**What is being asked:** Retype each record shown below, leaving every character as it is.

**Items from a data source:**
== == ==

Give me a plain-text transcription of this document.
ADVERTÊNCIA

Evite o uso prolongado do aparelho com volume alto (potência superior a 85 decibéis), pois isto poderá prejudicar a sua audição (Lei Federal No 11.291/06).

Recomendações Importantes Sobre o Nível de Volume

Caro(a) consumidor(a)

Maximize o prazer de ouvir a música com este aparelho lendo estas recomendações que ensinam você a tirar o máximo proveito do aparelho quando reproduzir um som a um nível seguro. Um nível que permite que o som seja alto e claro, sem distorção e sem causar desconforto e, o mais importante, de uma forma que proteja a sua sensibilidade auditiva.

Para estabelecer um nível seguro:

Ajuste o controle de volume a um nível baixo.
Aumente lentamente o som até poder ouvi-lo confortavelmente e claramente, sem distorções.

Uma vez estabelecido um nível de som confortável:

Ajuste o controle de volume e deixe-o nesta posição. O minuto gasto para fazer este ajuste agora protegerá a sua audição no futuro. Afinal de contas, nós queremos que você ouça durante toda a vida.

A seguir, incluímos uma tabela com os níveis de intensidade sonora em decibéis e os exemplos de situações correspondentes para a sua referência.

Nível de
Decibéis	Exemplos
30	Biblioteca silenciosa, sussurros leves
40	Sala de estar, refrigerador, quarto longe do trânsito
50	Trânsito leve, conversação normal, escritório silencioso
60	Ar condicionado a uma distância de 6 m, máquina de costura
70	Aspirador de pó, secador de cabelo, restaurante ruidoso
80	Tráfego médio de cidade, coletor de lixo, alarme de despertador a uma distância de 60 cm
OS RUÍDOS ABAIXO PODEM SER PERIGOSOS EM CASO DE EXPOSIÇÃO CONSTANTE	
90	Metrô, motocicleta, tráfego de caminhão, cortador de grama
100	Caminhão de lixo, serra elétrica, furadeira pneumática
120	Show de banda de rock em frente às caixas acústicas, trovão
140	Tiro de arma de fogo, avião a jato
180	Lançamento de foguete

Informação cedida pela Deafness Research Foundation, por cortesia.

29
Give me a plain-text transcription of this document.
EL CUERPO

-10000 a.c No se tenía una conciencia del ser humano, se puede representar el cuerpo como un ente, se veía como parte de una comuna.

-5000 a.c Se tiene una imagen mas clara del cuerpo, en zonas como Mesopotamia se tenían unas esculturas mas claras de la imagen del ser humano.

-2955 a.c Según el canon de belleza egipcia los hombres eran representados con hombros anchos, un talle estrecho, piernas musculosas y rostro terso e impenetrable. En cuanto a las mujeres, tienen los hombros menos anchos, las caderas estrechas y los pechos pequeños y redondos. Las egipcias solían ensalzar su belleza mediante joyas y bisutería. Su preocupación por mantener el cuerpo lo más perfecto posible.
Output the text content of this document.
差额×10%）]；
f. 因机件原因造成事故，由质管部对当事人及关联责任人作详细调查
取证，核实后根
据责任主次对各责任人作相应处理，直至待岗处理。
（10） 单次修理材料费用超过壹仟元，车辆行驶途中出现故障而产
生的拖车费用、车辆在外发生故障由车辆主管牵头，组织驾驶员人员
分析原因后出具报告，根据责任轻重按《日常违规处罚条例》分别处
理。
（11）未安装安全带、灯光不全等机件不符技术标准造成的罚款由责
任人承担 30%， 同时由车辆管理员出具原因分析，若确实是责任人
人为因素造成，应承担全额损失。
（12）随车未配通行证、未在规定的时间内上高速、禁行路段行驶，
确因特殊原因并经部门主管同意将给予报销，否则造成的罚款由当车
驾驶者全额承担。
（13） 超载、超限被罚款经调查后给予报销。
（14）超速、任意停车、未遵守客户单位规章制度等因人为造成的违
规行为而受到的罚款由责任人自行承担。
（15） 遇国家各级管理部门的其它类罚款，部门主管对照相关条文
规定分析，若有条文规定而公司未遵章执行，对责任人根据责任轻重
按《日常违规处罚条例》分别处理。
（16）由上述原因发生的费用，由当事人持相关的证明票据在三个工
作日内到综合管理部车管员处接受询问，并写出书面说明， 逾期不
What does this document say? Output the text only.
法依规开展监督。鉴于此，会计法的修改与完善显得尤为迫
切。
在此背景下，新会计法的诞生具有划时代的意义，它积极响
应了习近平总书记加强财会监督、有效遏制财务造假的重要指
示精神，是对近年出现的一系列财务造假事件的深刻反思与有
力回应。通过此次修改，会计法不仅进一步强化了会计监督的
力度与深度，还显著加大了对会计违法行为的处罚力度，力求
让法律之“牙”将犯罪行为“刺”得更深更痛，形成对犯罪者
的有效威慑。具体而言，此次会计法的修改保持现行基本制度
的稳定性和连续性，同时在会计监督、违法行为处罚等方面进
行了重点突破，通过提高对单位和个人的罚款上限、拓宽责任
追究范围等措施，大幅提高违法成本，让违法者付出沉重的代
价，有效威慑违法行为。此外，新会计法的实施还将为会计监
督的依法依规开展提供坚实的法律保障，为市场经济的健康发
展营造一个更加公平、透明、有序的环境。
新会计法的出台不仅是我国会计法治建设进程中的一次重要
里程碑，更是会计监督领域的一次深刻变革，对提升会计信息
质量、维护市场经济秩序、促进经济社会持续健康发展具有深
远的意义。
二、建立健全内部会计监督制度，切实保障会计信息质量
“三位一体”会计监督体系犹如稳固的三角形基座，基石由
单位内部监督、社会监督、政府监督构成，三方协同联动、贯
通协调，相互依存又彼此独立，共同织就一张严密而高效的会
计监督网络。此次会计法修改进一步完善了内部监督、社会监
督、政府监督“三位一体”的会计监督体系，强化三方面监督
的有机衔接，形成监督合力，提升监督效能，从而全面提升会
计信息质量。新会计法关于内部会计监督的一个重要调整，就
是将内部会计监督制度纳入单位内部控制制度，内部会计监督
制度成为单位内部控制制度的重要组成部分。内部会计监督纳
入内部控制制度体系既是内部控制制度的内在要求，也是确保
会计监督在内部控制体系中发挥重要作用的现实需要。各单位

== == ==

**Complete response:**
Give me a plain-text transcription of this document.
ADVERTÊNCIA

Evite o uso prolongado do aparelho com volume alto (potência superior a 85 decibéis), pois isto poderá prejudicar a sua audição (Lei Federal No 11.291/06).

Recomendações Importantes Sobre o Nível de Volume

Caro(a) consumidor(a)

Maximize o prazer de ouvir a música com este aparelho lendo estas recomendações que ensinam você a tirar o máximo proveito do aparelho quando reproduzir um som a um nível seguro. Um nível que permite que o som seja alto e claro, sem distorção e sem causar desconforto e, o mais importante, de uma forma que proteja a sua sensibilidade auditiva.

Para estabelecer um nível seguro:

Ajuste o controle de volume a um nível baixo.
Aumente lentamente o som até poder ouvi-lo confortavelmente e claramente, sem distorções.

Uma vez estabelecido um nível de som confortável:

Ajuste o controle de volume e deixe-o nesta posição. O minuto gasto para fazer este ajuste agora protegerá a sua audição no futuro. Afinal de contas, nós queremos que você ouça durante toda a vida.

A seguir, incluímos uma tabela com os níveis de intensidade sonora em decibéis e os exemplos de situações correspondentes para a sua referência.

Nível de
Decibéis	Exemplos
30	Biblioteca silenciosa, sussurros leves
40	Sala de estar, refrigerador, quarto longe do trânsito
50	Trânsito leve, conversação normal, escritório silencioso
60	Ar condicionado a uma distância de 6 m, máquina de costura
70	Aspirador de pó, secador de cabelo, restaurante ruidoso
80	Tráfego médio de cidade, coletor de lixo, alarme de despertador a uma distância de 60 cm
OS RUÍDOS ABAIXO PODEM SER PERIGOSOS EM CASO DE EXPOSIÇÃO CONSTANTE	
90	Metrô, motocicleta, tráfego de caminhão, cortador de grama
100	Caminhão de lixo, serra elétrica, furadeira pneumática
120	Show de banda de rock em frente às caixas acústicas, trovão
140	Tiro de arma de fogo, avião a jato
180	Lançamento de foguete

Informação cedida pela Deafness Research Foundation, por cortesia.

29
Give me a plain-text transcription of this document.
EL CUERPO

-10000 a.c No se tenía una conciencia del ser humano, se puede representar el cuerpo como un ente, se veía como parte de una comuna.

-5000 a.c Se tiene una imagen mas clara del cuerpo, en zonas como Mesopotamia se tenían unas esculturas mas claras de la imagen del ser humano.

-2955 a.c Según el canon de belleza egipcia los hombres eran representados con hombros anchos, un talle estrecho, piernas musculosas y rostro terso e impenetrable. En cuanto a las mujeres, tienen los hombros menos anchos, las caderas estrechas y los pechos pequeños y redondos. Las egipcias solían ensalzar su belleza mediante joyas y bisutería. Su preocupación por mantener el cuerpo lo más perfecto posible.
Output the text content of this document.
差额×10%）]；
f. 因机件原因造成事故，由质管部对当事人及关联责任人作详细调查
取证，核实后根
据责任主次对各责任人作相应处理，直至待岗处理。
（10） 单次修理材料费用超过壹仟元，车辆行驶途中出现故障而产
生的拖车费用、车辆在外发生故障由车辆主管牵头，组织驾驶员人员
分析原因后出具报告，根据责任轻重按《日常违规处罚条例》分别处
理。
（11）未安装安全带、灯光不全等机件不符技术标准造成的罚款由责
任人承担 30%， 同时由车辆管理员出具原因分析，若确实是责任人
人为因素造成，应承担全额损失。
（12）随车未配通行证、未在规定的时间内上高速、禁行路段行驶，
确因特殊原因并经部门主管同意将给予报销，否则造成的罚款由当车
驾驶者全额承担。
（13） 超载、超限被罚款经调查后给予报销。
（14）超速、任意停车、未遵守客户单位规章制度等因人为造成的违
规行为而受到的罚款由责任人自行承担。
（15） 遇国家各级管理部门的其它类罚款，部门主管对照相关条文
规定分析，若有条文规定而公司未遵章执行，对责任人根据责任轻重
按《日常违规处罚条例》分别处理。
（16）由上述原因发生的费用，由当事人持相关的证明票据在三个工
作日内到综合管理部车管员处接受询问，并写出书面说明， 逾期不
What does this document say? Output the text only.
法依规开展监督。鉴于此，会计法的修改与完善显得尤为迫
切。
在此背景下，新会计法的诞生具有划时代的意义，它积极响
应了习近平总书记加强财会监督、有效遏制财务造假的重要指
示精神，是对近年出现的一系列财务造假事件的深刻反思与有
力回应。通过此次修改，会计法不仅进一步强化了会计监督的
力度与深度，还显著加大了对会计违法行为的处罚力度，力求
让法律之“牙”将犯罪行为“刺”得更深更痛，形成对犯罪者
的有效威慑。具体而言，此次会计法的修改保持现行基本制度
的稳定性和连续性，同时在会计监督、违法行为处罚等方面进
行了重点突破，通过提高对单位和个人的罚款上限、拓宽责任
追究范围等措施，大幅提高违法成本，让违法者付出沉重的代
价，有效威慑违法行为。此外，新会计法的实施还将为会计监
督的依法依规开展提供坚实的法律保障，为市场经济的健康发
展营造一个更加公平、透明、有序的环境。
新会计法的出台不仅是我国会计法治建设进程中的一次重要
里程碑，更是会计监督领域的一次深刻变革，对提升会计信息
质量、维护市场经济秩序、促进经济社会持续健康发展具有深
远的意义。
二、建立健全内部会计监督制度，切实保障会计信息质量
“三位一体”会计监督体系犹如稳固的三角形基座，基石由
单位内部监督、社会监督、政府监督构成，三方协同联动、贯
通协调，相互依存又彼此独立，共同织就一张严密而高效的会
计监督网络。此次会计法修改进一步完善了内部监督、社会监
督、政府监督“三位一体”的会计监督体系，强化三方面监督
的有机衔接，形成监督合力，提升监督效能，从而全面提升会
计信息质量。新会计法关于内部会计监督的一个重要调整，就
是将内部会计监督制度纳入单位内部控制制度，内部会计监督
制度成为单位内部控制制度的重要组成部分。内部会计监督纳
入内部控制制度体系既是内部控制制度的内在要求，也是确保
会计监督在内部控制体系中发挥重要作用的现实需要。各单位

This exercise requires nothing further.